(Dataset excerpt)

╭──

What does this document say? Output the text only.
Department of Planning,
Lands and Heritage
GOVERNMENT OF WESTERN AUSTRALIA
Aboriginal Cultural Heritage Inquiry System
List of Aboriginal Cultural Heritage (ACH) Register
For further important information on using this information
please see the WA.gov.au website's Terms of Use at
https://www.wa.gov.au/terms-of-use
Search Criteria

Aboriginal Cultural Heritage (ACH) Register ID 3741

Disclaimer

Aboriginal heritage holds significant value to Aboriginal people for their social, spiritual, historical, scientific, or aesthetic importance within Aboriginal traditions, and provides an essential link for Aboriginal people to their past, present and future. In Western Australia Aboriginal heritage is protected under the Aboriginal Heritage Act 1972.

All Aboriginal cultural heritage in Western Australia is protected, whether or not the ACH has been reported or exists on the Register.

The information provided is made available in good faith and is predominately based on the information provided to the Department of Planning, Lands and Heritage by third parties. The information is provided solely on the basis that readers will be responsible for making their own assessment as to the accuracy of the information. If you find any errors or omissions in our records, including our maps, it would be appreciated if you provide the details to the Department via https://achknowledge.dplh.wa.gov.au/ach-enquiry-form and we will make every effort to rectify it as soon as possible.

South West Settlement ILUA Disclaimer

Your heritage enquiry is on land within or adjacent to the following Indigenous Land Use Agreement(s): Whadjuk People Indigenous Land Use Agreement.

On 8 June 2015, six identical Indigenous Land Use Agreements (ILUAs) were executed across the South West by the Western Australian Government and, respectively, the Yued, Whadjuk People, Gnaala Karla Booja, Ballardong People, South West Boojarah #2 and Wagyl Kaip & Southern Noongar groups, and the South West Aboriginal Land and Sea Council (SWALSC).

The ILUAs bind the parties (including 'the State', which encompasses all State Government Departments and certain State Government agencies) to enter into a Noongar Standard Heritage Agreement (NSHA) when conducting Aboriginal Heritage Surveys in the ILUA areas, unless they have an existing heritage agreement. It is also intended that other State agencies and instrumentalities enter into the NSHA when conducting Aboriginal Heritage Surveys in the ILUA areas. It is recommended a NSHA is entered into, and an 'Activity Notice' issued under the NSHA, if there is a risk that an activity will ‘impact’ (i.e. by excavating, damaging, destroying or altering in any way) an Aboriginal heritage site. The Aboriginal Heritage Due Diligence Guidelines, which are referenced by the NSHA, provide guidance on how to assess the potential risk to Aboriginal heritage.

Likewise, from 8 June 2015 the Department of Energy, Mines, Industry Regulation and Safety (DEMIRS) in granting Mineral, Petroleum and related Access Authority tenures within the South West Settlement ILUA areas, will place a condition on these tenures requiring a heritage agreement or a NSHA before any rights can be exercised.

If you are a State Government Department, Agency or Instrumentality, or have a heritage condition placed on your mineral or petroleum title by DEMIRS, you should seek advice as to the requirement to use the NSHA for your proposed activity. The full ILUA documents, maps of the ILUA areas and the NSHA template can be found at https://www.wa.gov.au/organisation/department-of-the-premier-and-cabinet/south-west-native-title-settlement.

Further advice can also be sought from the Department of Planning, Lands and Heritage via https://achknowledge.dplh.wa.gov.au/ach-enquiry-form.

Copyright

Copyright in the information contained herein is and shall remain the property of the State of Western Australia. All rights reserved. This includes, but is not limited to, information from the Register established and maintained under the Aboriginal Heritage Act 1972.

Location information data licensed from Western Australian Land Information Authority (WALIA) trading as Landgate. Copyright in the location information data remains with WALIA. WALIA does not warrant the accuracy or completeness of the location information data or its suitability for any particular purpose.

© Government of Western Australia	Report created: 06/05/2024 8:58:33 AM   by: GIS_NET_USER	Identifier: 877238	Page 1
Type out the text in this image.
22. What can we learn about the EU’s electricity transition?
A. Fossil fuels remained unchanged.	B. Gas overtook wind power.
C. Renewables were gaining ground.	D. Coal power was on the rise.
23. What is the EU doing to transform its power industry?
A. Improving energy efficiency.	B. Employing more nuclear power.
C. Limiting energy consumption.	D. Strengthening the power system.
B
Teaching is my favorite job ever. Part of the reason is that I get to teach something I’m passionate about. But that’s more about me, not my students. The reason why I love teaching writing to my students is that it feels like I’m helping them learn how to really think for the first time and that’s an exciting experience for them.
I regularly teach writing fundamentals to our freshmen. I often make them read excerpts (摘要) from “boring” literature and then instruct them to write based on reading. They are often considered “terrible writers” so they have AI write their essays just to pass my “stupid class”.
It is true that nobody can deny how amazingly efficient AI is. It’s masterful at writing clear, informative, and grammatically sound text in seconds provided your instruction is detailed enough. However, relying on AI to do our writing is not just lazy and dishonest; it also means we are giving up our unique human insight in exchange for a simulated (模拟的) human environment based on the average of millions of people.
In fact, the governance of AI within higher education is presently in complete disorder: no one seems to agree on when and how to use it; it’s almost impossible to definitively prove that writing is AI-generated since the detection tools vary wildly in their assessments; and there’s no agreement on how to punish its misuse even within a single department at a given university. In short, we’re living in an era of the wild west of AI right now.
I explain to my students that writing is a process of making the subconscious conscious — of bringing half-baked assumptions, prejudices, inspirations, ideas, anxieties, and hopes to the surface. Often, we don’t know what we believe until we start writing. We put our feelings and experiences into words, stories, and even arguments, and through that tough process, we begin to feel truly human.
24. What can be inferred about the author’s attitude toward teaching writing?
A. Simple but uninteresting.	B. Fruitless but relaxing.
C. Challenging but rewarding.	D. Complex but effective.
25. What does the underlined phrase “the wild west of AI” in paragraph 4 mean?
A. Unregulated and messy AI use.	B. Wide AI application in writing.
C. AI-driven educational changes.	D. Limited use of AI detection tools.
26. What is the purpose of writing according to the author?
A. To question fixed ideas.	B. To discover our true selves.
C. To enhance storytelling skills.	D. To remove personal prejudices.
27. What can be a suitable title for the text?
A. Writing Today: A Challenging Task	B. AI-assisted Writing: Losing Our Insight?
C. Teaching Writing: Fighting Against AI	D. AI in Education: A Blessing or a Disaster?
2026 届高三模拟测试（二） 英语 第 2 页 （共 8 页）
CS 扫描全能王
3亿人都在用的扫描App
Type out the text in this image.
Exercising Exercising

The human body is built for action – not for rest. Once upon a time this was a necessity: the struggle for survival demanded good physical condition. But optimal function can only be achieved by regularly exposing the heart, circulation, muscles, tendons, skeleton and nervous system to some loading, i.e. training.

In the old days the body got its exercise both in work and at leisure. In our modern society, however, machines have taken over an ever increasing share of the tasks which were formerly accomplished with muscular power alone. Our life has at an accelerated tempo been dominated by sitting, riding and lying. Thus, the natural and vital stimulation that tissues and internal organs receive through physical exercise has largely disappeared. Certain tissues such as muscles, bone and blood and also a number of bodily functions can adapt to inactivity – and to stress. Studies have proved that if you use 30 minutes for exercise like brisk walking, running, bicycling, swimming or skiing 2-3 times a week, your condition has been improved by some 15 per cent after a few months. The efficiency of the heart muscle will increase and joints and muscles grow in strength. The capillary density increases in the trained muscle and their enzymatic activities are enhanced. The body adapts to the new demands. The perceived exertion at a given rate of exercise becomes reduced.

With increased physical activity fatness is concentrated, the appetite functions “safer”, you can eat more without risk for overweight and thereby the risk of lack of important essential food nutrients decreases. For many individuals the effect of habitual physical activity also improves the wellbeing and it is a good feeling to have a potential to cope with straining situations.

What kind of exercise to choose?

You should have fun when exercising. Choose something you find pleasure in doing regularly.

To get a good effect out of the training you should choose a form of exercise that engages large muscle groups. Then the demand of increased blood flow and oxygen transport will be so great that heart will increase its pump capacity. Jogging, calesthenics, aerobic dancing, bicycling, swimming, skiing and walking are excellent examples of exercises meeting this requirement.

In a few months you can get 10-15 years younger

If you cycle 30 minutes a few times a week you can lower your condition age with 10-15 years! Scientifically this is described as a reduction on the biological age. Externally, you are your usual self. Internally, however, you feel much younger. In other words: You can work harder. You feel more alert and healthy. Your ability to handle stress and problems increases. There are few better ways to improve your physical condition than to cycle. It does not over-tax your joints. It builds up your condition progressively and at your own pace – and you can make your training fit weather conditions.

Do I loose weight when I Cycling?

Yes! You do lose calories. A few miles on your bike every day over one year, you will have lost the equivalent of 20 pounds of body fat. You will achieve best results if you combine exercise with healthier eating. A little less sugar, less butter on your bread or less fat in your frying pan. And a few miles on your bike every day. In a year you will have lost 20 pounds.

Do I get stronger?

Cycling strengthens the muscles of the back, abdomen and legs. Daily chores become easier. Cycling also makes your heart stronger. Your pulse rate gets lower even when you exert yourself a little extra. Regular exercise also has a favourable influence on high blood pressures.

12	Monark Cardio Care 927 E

╰──

__Set task__: Find every line with the word "doing" and state how many there are, with no other words.

__Exercise answer__: 2